Repeat exactly each line of the data provided below.

Entries from a dataset:

------------------------------

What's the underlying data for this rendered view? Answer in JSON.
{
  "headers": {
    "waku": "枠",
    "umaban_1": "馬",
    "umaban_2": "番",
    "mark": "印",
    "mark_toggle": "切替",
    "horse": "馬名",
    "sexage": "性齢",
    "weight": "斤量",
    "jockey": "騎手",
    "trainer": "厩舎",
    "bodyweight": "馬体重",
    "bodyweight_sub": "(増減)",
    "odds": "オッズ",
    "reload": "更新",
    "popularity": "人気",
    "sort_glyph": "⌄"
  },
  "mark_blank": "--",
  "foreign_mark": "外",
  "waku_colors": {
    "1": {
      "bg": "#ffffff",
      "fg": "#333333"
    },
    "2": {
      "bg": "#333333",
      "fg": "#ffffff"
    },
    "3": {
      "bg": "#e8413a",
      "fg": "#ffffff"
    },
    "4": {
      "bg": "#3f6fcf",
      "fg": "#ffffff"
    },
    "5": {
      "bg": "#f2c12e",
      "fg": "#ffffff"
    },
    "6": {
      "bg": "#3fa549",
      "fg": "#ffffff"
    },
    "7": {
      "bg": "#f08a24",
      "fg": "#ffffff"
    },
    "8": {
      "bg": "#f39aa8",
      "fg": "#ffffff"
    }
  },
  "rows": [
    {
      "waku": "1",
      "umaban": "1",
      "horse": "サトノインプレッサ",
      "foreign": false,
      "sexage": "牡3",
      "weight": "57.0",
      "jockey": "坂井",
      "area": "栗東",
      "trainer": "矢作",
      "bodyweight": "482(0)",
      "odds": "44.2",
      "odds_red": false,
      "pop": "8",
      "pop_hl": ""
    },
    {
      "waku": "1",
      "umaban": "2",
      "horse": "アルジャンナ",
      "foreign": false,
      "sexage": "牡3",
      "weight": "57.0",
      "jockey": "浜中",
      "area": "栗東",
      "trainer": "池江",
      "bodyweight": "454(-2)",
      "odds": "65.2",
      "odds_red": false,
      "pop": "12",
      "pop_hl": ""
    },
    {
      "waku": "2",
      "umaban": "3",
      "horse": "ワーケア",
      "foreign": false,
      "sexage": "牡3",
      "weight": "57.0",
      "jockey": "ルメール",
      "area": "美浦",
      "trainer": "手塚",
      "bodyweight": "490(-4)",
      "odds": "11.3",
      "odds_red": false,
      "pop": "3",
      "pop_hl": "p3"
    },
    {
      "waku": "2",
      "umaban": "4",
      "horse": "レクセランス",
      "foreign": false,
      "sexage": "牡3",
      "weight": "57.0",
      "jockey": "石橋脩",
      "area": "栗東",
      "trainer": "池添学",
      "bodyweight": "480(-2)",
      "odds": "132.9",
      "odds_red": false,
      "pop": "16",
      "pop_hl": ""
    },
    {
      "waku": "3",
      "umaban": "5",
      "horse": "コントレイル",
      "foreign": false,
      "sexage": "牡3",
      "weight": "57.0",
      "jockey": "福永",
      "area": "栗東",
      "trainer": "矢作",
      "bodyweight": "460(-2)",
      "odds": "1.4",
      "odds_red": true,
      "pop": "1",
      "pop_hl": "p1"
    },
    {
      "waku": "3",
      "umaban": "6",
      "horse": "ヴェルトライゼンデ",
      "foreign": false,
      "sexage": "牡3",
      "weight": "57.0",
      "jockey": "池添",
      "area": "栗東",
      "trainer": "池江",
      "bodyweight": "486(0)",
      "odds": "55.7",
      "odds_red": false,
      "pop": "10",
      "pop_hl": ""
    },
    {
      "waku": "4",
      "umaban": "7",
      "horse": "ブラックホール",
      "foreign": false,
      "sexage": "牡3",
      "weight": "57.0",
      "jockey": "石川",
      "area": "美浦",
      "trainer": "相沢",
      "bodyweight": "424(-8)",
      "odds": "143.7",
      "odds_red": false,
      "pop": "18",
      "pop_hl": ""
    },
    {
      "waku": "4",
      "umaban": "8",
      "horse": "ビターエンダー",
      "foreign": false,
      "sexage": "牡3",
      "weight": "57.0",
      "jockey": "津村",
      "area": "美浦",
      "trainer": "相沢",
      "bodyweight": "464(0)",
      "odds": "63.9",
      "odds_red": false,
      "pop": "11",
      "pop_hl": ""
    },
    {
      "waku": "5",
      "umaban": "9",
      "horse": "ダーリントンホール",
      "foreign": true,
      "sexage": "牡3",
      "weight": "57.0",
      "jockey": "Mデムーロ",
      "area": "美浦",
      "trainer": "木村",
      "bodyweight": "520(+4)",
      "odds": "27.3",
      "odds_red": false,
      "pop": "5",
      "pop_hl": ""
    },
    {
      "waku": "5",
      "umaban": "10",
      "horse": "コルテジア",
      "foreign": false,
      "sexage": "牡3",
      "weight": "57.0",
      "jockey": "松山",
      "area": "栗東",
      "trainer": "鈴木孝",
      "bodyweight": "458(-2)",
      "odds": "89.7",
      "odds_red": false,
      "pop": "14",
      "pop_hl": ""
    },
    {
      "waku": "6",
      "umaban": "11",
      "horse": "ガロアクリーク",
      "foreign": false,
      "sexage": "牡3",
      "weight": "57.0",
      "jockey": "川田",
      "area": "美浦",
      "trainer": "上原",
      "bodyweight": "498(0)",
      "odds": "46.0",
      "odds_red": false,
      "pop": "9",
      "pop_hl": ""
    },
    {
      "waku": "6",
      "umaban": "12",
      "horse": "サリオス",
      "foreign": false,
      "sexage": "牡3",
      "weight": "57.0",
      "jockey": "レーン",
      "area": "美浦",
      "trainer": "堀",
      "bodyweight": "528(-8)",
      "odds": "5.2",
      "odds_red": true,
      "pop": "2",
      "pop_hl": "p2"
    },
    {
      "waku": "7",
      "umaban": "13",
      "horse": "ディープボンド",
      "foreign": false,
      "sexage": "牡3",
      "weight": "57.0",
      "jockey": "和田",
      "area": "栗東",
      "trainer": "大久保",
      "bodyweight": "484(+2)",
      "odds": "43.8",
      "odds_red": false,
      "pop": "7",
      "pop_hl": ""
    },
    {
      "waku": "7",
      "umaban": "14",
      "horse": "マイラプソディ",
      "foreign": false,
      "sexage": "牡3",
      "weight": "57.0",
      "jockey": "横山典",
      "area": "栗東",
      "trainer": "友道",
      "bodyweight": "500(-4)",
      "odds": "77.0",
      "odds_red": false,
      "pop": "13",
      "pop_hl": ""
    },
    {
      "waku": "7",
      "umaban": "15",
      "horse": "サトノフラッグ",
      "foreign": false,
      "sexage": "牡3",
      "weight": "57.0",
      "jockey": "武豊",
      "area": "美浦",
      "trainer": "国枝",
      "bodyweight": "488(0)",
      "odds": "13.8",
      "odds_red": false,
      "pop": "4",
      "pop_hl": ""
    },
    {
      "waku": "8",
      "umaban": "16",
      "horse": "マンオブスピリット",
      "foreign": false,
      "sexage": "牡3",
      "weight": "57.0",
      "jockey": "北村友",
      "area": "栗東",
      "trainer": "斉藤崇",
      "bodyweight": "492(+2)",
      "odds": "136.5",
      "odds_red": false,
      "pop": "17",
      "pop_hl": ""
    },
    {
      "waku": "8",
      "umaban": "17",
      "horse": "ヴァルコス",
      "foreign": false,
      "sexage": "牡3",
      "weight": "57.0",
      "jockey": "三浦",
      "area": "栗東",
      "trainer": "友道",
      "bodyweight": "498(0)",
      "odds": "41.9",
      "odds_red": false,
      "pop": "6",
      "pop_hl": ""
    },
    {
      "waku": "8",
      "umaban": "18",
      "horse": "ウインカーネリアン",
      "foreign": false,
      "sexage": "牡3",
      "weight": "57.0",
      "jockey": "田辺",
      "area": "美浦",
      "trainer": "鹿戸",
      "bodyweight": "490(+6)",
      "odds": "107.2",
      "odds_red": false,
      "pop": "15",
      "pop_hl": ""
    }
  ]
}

------------------------------

- [RESULT]:
What's the underlying data for this rendered view? Answer in JSON.
{
  "headers": {
    "waku": "枠",
    "umaban_1": "馬",
    "umaban_2": "番",
    "mark": "印",
    "mark_toggle": "切替",
    "horse": "馬名",
    "sexage": "性齢",
    "weight": "斤量",
    "jockey": "騎手",
    "trainer": "厩舎",
    "bodyweight": "馬体重",
    "bodyweight_sub": "(増減)",
    "odds": "オッズ",
    "reload": "更新",
    "popularity": "人気",
    "sort_glyph": "⌄"
  },
  "mark_blank": "--",
  "foreign_mark": "外",
  "waku_colors": {
    "1": {
      "bg": "#ffffff",
      "fg": "#333333"
    },
    "2": {
      "bg": "#333333",
      "fg": "#ffffff"
    },
    "3": {
      "bg": "#e8413a",
      "fg": "#ffffff"
    },
    "4": {
      "bg": "#3f6fcf",
      "fg": "#ffffff"
    },
    "5": {
      "bg": "#f2c12e",
      "fg": "#ffffff"
    },
    "6": {
      "bg": "#3fa549",
      "fg": "#ffffff"
    },
    "7": {
      "bg": "#f08a24",
      "fg": "#ffffff"
    },
    "8": {
      "bg": "#f39aa8",
      "fg": "#ffffff"
    }
  },
  "rows": [
    {
      "waku": "1",
      "umaban": "1",
      "horse": "サトノインプレッサ",
      "foreign": false,
      "sexage": "牡3",
      "weight": "57.0",
      "jockey": "坂井",
      "area": "栗東",
      "trainer": "矢作",
      "bodyweight": "482(0)",
      "odds": "44.2",
      "odds_red": false,
      "pop": "8",
      "pop_hl": ""
    },
    {
      "waku": "1",
      "umaban": "2",
      "horse": "アルジャンナ",
      "foreign": false,
      "sexage": "牡3",
      "weight": "57.0",
      "jockey": "浜中",
      "area": "栗東",
      "trainer": "池江",
      "bodyweight": "454(-2)",
      "odds": "65.2",
      "odds_red": false,
      "pop": "12",
      "pop_hl": ""
    },
    {
      "waku": "2",
      "umaban": "3",
      "horse": "ワーケア",
      "foreign": false,
      "sexage": "牡3",
      "weight": "57.0",
      "jockey": "ルメール",
      "area": "美浦",
      "trainer": "手塚",
      "bodyweight": "490(-4)",
      "odds": "11.3",
      "odds_red": false,
      "pop": "3",
      "pop_hl": "p3"
    },
    {
      "waku": "2",
      "umaban": "4",
      "horse": "レクセランス",
      "foreign": false,
      "sexage": "牡3",
      "weight": "57.0",
      "jockey": "石橋脩",
      "area": "栗東",
      "trainer": "池添学",
      "bodyweight": "480(-2)",
      "odds": "132.9",
      "odds_red": false,
      "pop": "16",
      "pop_hl": ""
    },
    {
      "waku": "3",
      "umaban": "5",
      "horse": "コントレイル",
      "foreign": false,
      "sexage": "牡3",
      "weight": "57.0",
      "jockey": "福永",
      "area": "栗東",
      "trainer": "矢作",
      "bodyweight": "460(-2)",
      "odds": "1.4",
      "odds_red": true,
      "pop": "1",
      "pop_hl": "p1"
    },
    {
      "waku": "3",
      "umaban": "6",
      "horse": "ヴェルトライゼンデ",
      "foreign": false,
      "sexage": "牡3",
      "weight": "57.0",
      "jockey": "池添",
      "area": "栗東",
      "trainer": "池江",
      "bodyweight": "486(0)",
      "odds": "55.7",
      "odds_red": false,
      "pop": "10",
      "pop_hl": ""
    },
    {
      "waku": "4",
      "umaban": "7",
      "horse": "ブラックホール",
      "foreign": false,
      "sexage": "牡3",
      "weight": "57.0",
      "jockey": "石川",
      "area": "美浦",
      "trainer": "相沢",
      "bodyweight": "424(-8)",
      "odds": "143.7",
      "odds_red": false,
      "pop": "18",
      "pop_hl": ""
    },
    {
      "waku": "4",
      "umaban": "8",
      "horse": "ビターエンダー",
      "foreign": false,
      "sexage": "牡3",
      "weight": "57.0",
      "jockey": "津村",
      "area": "美浦",
      "trainer": "相沢",
      "bodyweight": "464(0)",
      "odds": "63.9",
      "odds_red": false,
      "pop": "11",
      "pop_hl": ""
    },
    {
      "waku": "5",
      "umaban": "9",
      "horse": "ダーリントンホール",
      "foreign": true,
      "sexage": "牡3",
      "weight": "57.0",
      "jockey": "Mデムーロ",
      "area": "美浦",
      "trainer": "木村",
      "bodyweight": "520(+4)",
      "odds": "27.3",
      "odds_red": false,
      "pop": "5",
      "pop_hl": ""
    },
    {
      "waku": "5",
      "umaban": "10",
      "horse": "コルテジア",
      "foreign": false,
      "sexage": "牡3",
      "weight": "57.0",
      "jockey": "松山",
      "area": "栗東",
      "trainer": "鈴木孝",
      "bodyweight": "458(-2)",
      "odds": "89.7",
      "odds_red": false,
      "pop": "14",
      "pop_hl": ""
    },
    {
      "waku": "6",
      "umaban": "11",
      "horse": "ガロアクリーク",
      "foreign": false,
      "sexage": "牡3",
      "weight": "57.0",
      "jockey": "川田",
      "area": "美浦",
      "trainer": "上原",
      "bodyweight": "498(0)",
      "odds": "46.0",
      "odds_red": false,
      "pop": "9",
      "pop_hl": ""
    },
    {
      "waku": "6",
      "umaban": "12",
      "horse": "サリオス",
      "foreign": false,
      "sexage": "牡3",
      "weight": "57.0",
      "jockey": "レーン",
      "area": "美浦",
      "trainer": "堀",
      "bodyweight": "528(-8)",
      "odds": "5.2",
      "odds_red": true,
      "pop": "2",
      "pop_hl": "p2"
    },
    {
      "waku": "7",
      "umaban": "13",
      "horse": "ディープボンド",
      "foreign": false,
      "sexage": "牡3",
      "weight": "57.0",
      "jockey": "和田",
      "area": "栗東",
      "trainer": "大久保",
      "bodyweight": "484(+2)",
      "odds": "43.8",
      "odds_red": false,
      "pop": "7",
      "pop_hl": ""
    },
    {
      "waku": "7",
      "umaban": "14",
      "horse": "マイラプソディ",
      "foreign": false,
      "sexage": "牡3",
      "weight": "57.0",
      "jockey": "横山典",
      "area": "栗東",
      "trainer": "友道",
      "bodyweight": "500(-4)",
      "odds": "77.0",
      "odds_red": false,
      "pop": "13",
      "pop_hl": ""
    },
    {
      "waku": "7",
      "umaban": "15",
      "horse": "サトノフラッグ",
      "foreign": false,
      "sexage": "牡3",
      "weight": "57.0",
      "jockey": "武豊",
      "area": "美浦",
      "trainer": "国枝",
      "bodyweight": "488(0)",
      "odds": "13.8",
      "odds_red": false,
      "pop": "4",
      "pop_hl": ""
    },
    {
      "waku": "8",
      "umaban": "16",
      "horse": "マンオブスピリット",
      "foreign": false,
      "sexage": "牡3",
      "weight": "57.0",
      "jockey": "北村友",
      "area": "栗東",
      "trainer": "斉藤崇",
      "bodyweight": "492(+2)",
      "odds": "136.5",
      "odds_red": false,
      "pop": "17",
      "pop_hl": ""
    },
    {
      "waku": "8",
      "umaban": "17",
      "horse": "ヴァルコス",
      "foreign": false,
      "sexage": "牡3",
      "weight": "57.0",
      "jockey": "三浦",
      "area": "栗東",
      "trainer": "友道",
      "bodyweight": "498(0)",
      "odds": "41.9",
      "odds_red": false,
      "pop": "6",
      "pop_hl": ""
    },
    {
      "waku": "8",
      "umaban": "18",
      "horse": "ウインカーネリアン",
      "foreign": false,
      "sexage": "牡3",
      "weight": "57.0",
      "jockey": "田辺",
      "area": "美浦",
      "trainer": "鹿戸",
      "bodyweight": "490(+6)",
      "odds": "107.2",
      "odds_red": false,
      "pop": "15",
      "pop_hl": ""
    }
  ]
}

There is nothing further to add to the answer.